__SOURCE MATERIAL__.
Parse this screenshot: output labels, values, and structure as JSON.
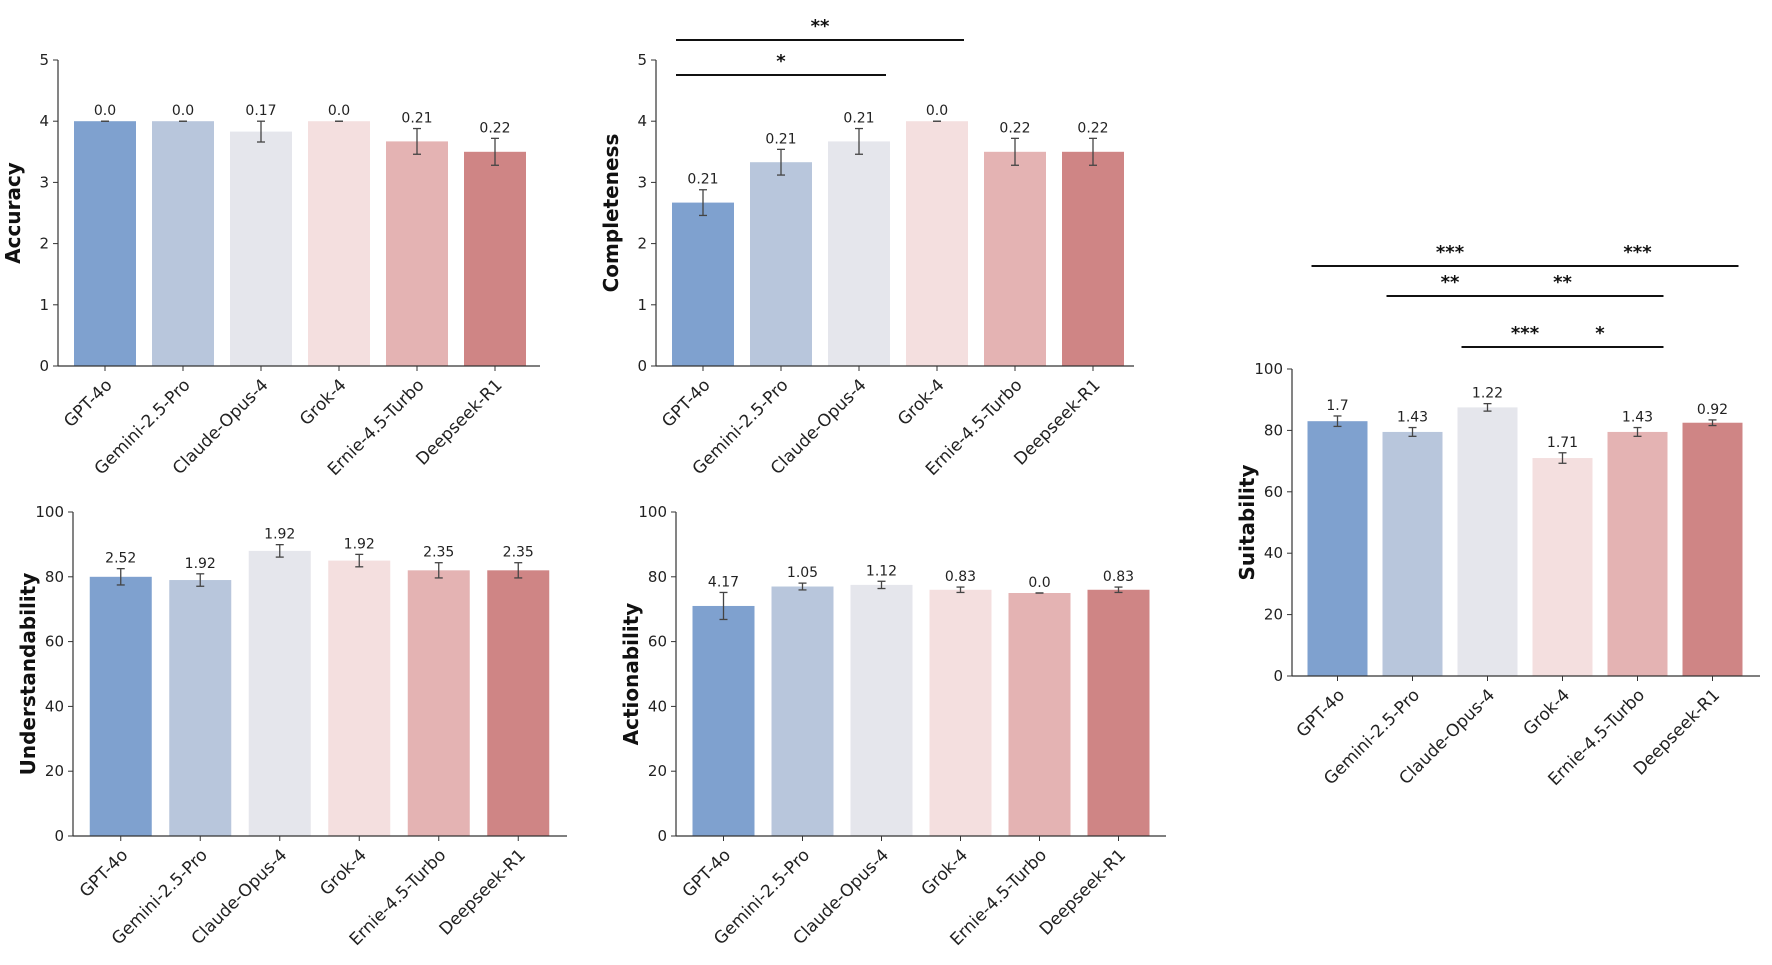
{
  "chart_data": [
    {
      "id": "accuracy",
      "type": "bar",
      "ylabel": "Accuracy",
      "ylim": [
        0,
        5
      ],
      "yticks": [
        0,
        1,
        2,
        3,
        4,
        5
      ],
      "categories": [
        "GPT-4o",
        "Gemini-2.5-Pro",
        "Claude-Opus-4",
        "Grok-4",
        "Ernie-4.5-Turbo",
        "Deepseek-R1"
      ],
      "values": [
        4.0,
        4.0,
        3.83,
        4.0,
        3.67,
        3.5
      ],
      "errors": [
        0.0,
        0.0,
        0.17,
        0.0,
        0.21,
        0.22
      ],
      "value_labels": [
        "0.0",
        "0.0",
        "0.17",
        "0.0",
        "0.21",
        "0.22"
      ],
      "significance": []
    },
    {
      "id": "completeness",
      "type": "bar",
      "ylabel": "Completeness",
      "ylim": [
        0,
        5
      ],
      "yticks": [
        0,
        1,
        2,
        3,
        4,
        5
      ],
      "categories": [
        "GPT-4o",
        "Gemini-2.5-Pro",
        "Claude-Opus-4",
        "Grok-4",
        "Ernie-4.5-Turbo",
        "Deepseek-R1"
      ],
      "values": [
        2.67,
        3.33,
        3.67,
        4.0,
        3.5,
        3.5
      ],
      "errors": [
        0.21,
        0.21,
        0.21,
        0.0,
        0.22,
        0.22
      ],
      "value_labels": [
        "0.21",
        "0.21",
        "0.21",
        "0.0",
        "0.22",
        "0.22"
      ],
      "significance": [
        {
          "from": 0,
          "to": 3,
          "label": "**"
        },
        {
          "from": 0,
          "to": 2,
          "label": "*"
        }
      ]
    },
    {
      "id": "understandability",
      "type": "bar",
      "ylabel": "Understandability",
      "ylim": [
        0,
        100
      ],
      "yticks": [
        0,
        20,
        40,
        60,
        80,
        100
      ],
      "categories": [
        "GPT-4o",
        "Gemini-2.5-Pro",
        "Claude-Opus-4",
        "Grok-4",
        "Ernie-4.5-Turbo",
        "Deepseek-R1"
      ],
      "values": [
        80.0,
        79.0,
        88.0,
        85.0,
        82.0,
        82.0
      ],
      "errors": [
        2.52,
        1.92,
        1.92,
        1.92,
        2.35,
        2.35
      ],
      "value_labels": [
        "2.52",
        "1.92",
        "1.92",
        "1.92",
        "2.35",
        "2.35"
      ],
      "significance": []
    },
    {
      "id": "actionability",
      "type": "bar",
      "ylabel": "Actionability",
      "ylim": [
        0,
        100
      ],
      "yticks": [
        0,
        20,
        40,
        60,
        80,
        100
      ],
      "categories": [
        "GPT-4o",
        "Gemini-2.5-Pro",
        "Claude-Opus-4",
        "Grok-4",
        "Ernie-4.5-Turbo",
        "Deepseek-R1"
      ],
      "values": [
        71.0,
        77.0,
        77.5,
        76.0,
        75.0,
        76.0
      ],
      "errors": [
        4.17,
        1.05,
        1.12,
        0.83,
        0.0,
        0.83
      ],
      "value_labels": [
        "4.17",
        "1.05",
        "1.12",
        "0.83",
        "0.0",
        "0.83"
      ],
      "significance": []
    },
    {
      "id": "suitability",
      "type": "bar",
      "ylabel": "Suitability",
      "ylim": [
        0,
        100
      ],
      "yticks": [
        0,
        20,
        40,
        60,
        80,
        100
      ],
      "categories": [
        "GPT-4o",
        "Gemini-2.5-Pro",
        "Claude-Opus-4",
        "Grok-4",
        "Ernie-4.5-Turbo",
        "Deepseek-R1"
      ],
      "values": [
        83.0,
        79.5,
        87.5,
        71.0,
        79.5,
        82.5
      ],
      "errors": [
        1.7,
        1.43,
        1.22,
        1.71,
        1.43,
        0.92
      ],
      "value_labels": [
        "1.7",
        "1.43",
        "1.22",
        "1.71",
        "1.43",
        "0.92"
      ],
      "significance": [
        {
          "from": 0,
          "to": 3,
          "label": "***"
        },
        {
          "from": 3,
          "to": 5,
          "label": "***"
        },
        {
          "from": 1,
          "to": 2,
          "label": "**"
        },
        {
          "from": 2,
          "to": 4,
          "label": "**"
        },
        {
          "from": 2,
          "to": 3,
          "label": "***"
        },
        {
          "from": 3,
          "to": 4,
          "label": "*"
        }
      ]
    }
  ],
  "colors": [
    "#7fa1cf",
    "#b8c6dc",
    "#e5e6ec",
    "#f4dfdf",
    "#e4b3b3",
    "#cf8585"
  ]
}
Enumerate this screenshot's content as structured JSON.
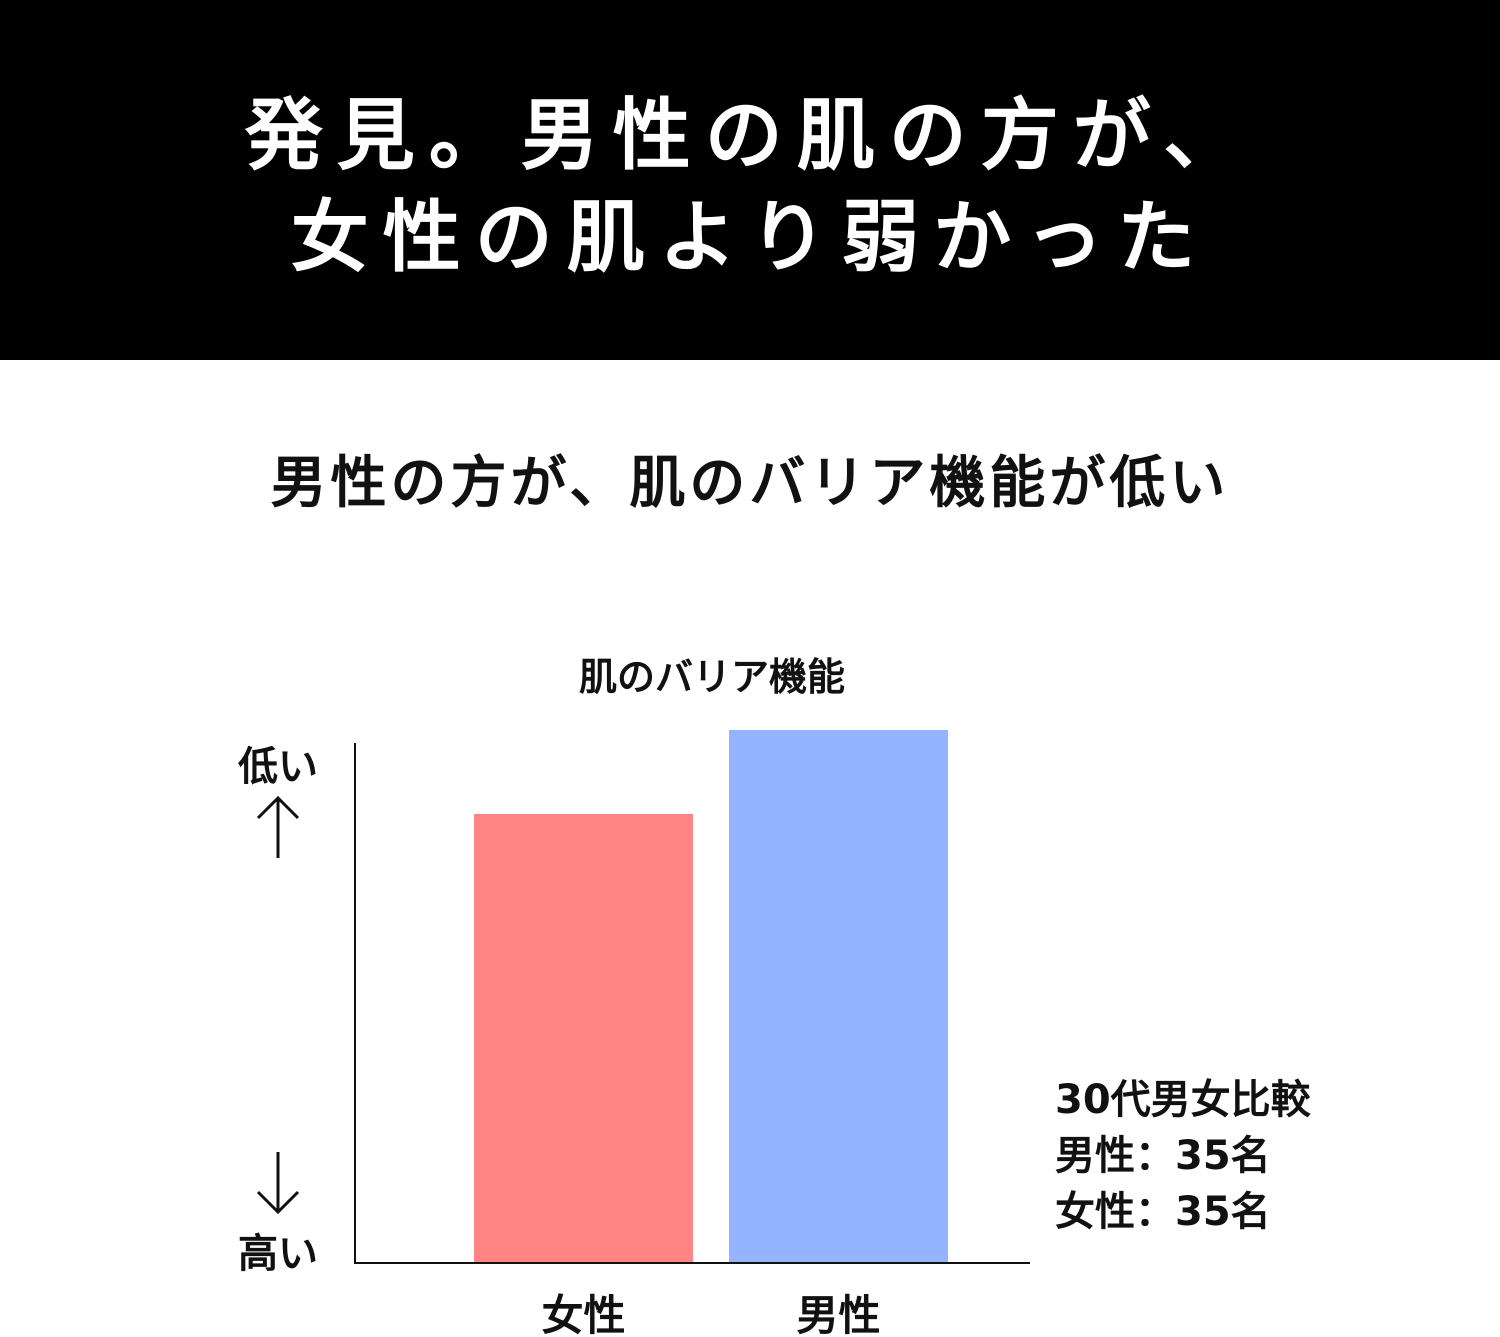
{
  "header": {
    "bg_color": "#000000",
    "line1": "発見。男性の肌の方が、",
    "line2": "女性の肌より弱かった"
  },
  "subtitle": "男性の方が、肌のバリア機能が低い",
  "chart_data": {
    "type": "bar",
    "title": "肌のバリア機能",
    "categories": [
      "女性",
      "男性"
    ],
    "values": [
      0.8,
      0.95
    ],
    "colors": [
      "#ff8585",
      "#94b4ff"
    ],
    "ylim": [
      0,
      1
    ],
    "y_top_label": "低い",
    "y_bottom_label": "高い",
    "y_axis_direction": "up = lower barrier function"
  },
  "note": {
    "line1": "30代男女比較",
    "line2": "男性：35名",
    "line3": "女性：35名"
  }
}
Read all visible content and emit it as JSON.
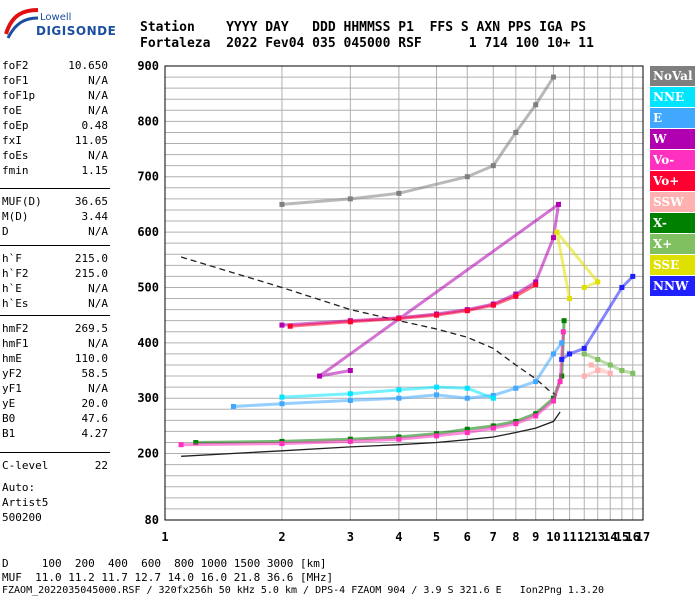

__GOAL__.
Above are records with pictures; repeat the records exactly and leave the pictures out.

__TASK RESULT__.
Parse this screenshot: output labels, values, and structure as JSON.
{
  "chart_data": [
    {
      "id": "accuracy",
      "type": "bar",
      "ylabel": "Accuracy",
      "ylim": [
        0,
        5
      ],
      "yticks": [
        0,
        1,
        2,
        3,
        4,
        5
      ],
      "categories": [
        "GPT-4o",
        "Gemini-2.5-Pro",
        "Claude-Opus-4",
        "Grok-4",
        "Ernie-4.5-Turbo",
        "Deepseek-R1"
      ],
      "values": [
        4.0,
        4.0,
        3.83,
        4.0,
        3.67,
        3.5
      ],
      "errors": [
        0.0,
        0.0,
        0.17,
        0.0,
        0.21,
        0.22
      ],
      "value_labels": [
        "0.0",
        "0.0",
        "0.17",
        "0.0",
        "0.21",
        "0.22"
      ],
      "significance": []
    },
    {
      "id": "completeness",
      "type": "bar",
      "ylabel": "Completeness",
      "ylim": [
        0,
        5
      ],
      "yticks": [
        0,
        1,
        2,
        3,
        4,
        5
      ],
      "categories": [
        "GPT-4o",
        "Gemini-2.5-Pro",
        "Claude-Opus-4",
        "Grok-4",
        "Ernie-4.5-Turbo",
        "Deepseek-R1"
      ],
      "values": [
        2.67,
        3.33,
        3.67,
        4.0,
        3.5,
        3.5
      ],
      "errors": [
        0.21,
        0.21,
        0.21,
        0.0,
        0.22,
        0.22
      ],
      "value_labels": [
        "0.21",
        "0.21",
        "0.21",
        "0.0",
        "0.22",
        "0.22"
      ],
      "significance": [
        {
          "from": 0,
          "to": 3,
          "label": "**"
        },
        {
          "from": 0,
          "to": 2,
          "label": "*"
        }
      ]
    },
    {
      "id": "understandability",
      "type": "bar",
      "ylabel": "Understandability",
      "ylim": [
        0,
        100
      ],
      "yticks": [
        0,
        20,
        40,
        60,
        80,
        100
      ],
      "categories": [
        "GPT-4o",
        "Gemini-2.5-Pro",
        "Claude-Opus-4",
        "Grok-4",
        "Ernie-4.5-Turbo",
        "Deepseek-R1"
      ],
      "values": [
        80.0,
        79.0,
        88.0,
        85.0,
        82.0,
        82.0
      ],
      "errors": [
        2.52,
        1.92,
        1.92,
        1.92,
        2.35,
        2.35
      ],
      "value_labels": [
        "2.52",
        "1.92",
        "1.92",
        "1.92",
        "2.35",
        "2.35"
      ],
      "significance": []
    },
    {
      "id": "actionability",
      "type": "bar",
      "ylabel": "Actionability",
      "ylim": [
        0,
        100
      ],
      "yticks": [
        0,
        20,
        40,
        60,
        80,
        100
      ],
      "categories": [
        "GPT-4o",
        "Gemini-2.5-Pro",
        "Claude-Opus-4",
        "Grok-4",
        "Ernie-4.5-Turbo",
        "Deepseek-R1"
      ],
      "values": [
        71.0,
        77.0,
        77.5,
        76.0,
        75.0,
        76.0
      ],
      "errors": [
        4.17,
        1.05,
        1.12,
        0.83,
        0.0,
        0.83
      ],
      "value_labels": [
        "4.17",
        "1.05",
        "1.12",
        "0.83",
        "0.0",
        "0.83"
      ],
      "significance": []
    },
    {
      "id": "suitability",
      "type": "bar",
      "ylabel": "Suitability",
      "ylim": [
        0,
        100
      ],
      "yticks": [
        0,
        20,
        40,
        60,
        80,
        100
      ],
      "categories": [
        "GPT-4o",
        "Gemini-2.5-Pro",
        "Claude-Opus-4",
        "Grok-4",
        "Ernie-4.5-Turbo",
        "Deepseek-R1"
      ],
      "values": [
        83.0,
        79.5,
        87.5,
        71.0,
        79.5,
        82.5
      ],
      "errors": [
        1.7,
        1.43,
        1.22,
        1.71,
        1.43,
        0.92
      ],
      "value_labels": [
        "1.7",
        "1.43",
        "1.22",
        "1.71",
        "1.43",
        "0.92"
      ],
      "significance": [
        {
          "from": 0,
          "to": 3,
          "label": "***"
        },
        {
          "from": 3,
          "to": 5,
          "label": "***"
        },
        {
          "from": 1,
          "to": 2,
          "label": "**"
        },
        {
          "from": 2,
          "to": 4,
          "label": "**"
        },
        {
          "from": 2,
          "to": 3,
          "label": "***"
        },
        {
          "from": 3,
          "to": 4,
          "label": "*"
        }
      ]
    }
  ],
  "colors": [
    "#7fa1cf",
    "#b8c6dc",
    "#e5e6ec",
    "#f4dfdf",
    "#e4b3b3",
    "#cf8585"
  ]
}
Enumerate this screenshot's content as structured JSON.
{
  "header": {
    "bg_color": "#000000",
    "line1": "発見。男性の肌の方が、",
    "line2": "女性の肌より弱かった"
  },
  "subtitle": "男性の方が、肌のバリア機能が低い",
  "chart_data": {
    "type": "bar",
    "title": "肌のバリア機能",
    "categories": [
      "女性",
      "男性"
    ],
    "values": [
      0.8,
      0.95
    ],
    "colors": [
      "#ff8585",
      "#94b4ff"
    ],
    "ylim": [
      0,
      1
    ],
    "y_top_label": "低い",
    "y_bottom_label": "高い",
    "y_axis_direction": "up = lower barrier function"
  },
  "note": {
    "line1": "30代男女比較",
    "line2": "男性：35名",
    "line3": "女性：35名"
  }
}
Read all visible content and emit it as JSON.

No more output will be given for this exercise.